> **What you will do**
Find how many lines hold the word "программы" and give that number only.

> **Input material**
########
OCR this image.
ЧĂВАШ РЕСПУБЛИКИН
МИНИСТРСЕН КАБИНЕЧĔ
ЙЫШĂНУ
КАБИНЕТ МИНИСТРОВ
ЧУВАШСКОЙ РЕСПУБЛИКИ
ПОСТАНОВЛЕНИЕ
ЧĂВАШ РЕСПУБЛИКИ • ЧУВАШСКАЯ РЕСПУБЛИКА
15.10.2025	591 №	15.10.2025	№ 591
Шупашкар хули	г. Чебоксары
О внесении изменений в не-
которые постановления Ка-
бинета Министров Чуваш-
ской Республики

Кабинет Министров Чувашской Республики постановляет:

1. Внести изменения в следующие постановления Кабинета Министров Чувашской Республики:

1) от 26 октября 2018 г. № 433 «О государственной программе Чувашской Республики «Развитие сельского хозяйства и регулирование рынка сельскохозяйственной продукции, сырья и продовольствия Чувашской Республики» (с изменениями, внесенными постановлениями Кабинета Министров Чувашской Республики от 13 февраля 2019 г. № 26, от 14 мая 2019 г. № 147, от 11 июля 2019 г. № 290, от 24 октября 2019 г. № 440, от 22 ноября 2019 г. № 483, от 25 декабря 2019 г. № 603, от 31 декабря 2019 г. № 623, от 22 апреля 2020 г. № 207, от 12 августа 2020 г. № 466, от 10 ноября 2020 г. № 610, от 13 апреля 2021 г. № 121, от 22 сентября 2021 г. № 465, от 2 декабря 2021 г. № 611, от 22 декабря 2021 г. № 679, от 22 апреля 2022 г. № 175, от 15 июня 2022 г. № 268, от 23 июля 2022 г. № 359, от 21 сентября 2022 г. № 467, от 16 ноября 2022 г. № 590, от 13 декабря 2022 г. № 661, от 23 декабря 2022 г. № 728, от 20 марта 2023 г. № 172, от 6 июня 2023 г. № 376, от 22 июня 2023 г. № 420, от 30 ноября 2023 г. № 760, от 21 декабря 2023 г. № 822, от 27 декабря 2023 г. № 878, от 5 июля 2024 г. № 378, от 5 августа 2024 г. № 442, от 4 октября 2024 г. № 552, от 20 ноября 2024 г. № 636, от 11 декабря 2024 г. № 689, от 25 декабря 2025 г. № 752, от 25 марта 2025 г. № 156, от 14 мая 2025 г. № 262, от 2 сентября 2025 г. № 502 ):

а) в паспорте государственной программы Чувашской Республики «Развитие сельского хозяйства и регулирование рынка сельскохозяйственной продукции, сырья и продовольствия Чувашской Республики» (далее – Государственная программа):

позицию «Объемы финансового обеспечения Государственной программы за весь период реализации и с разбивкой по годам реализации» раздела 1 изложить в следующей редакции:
########
> **Response to this task**
2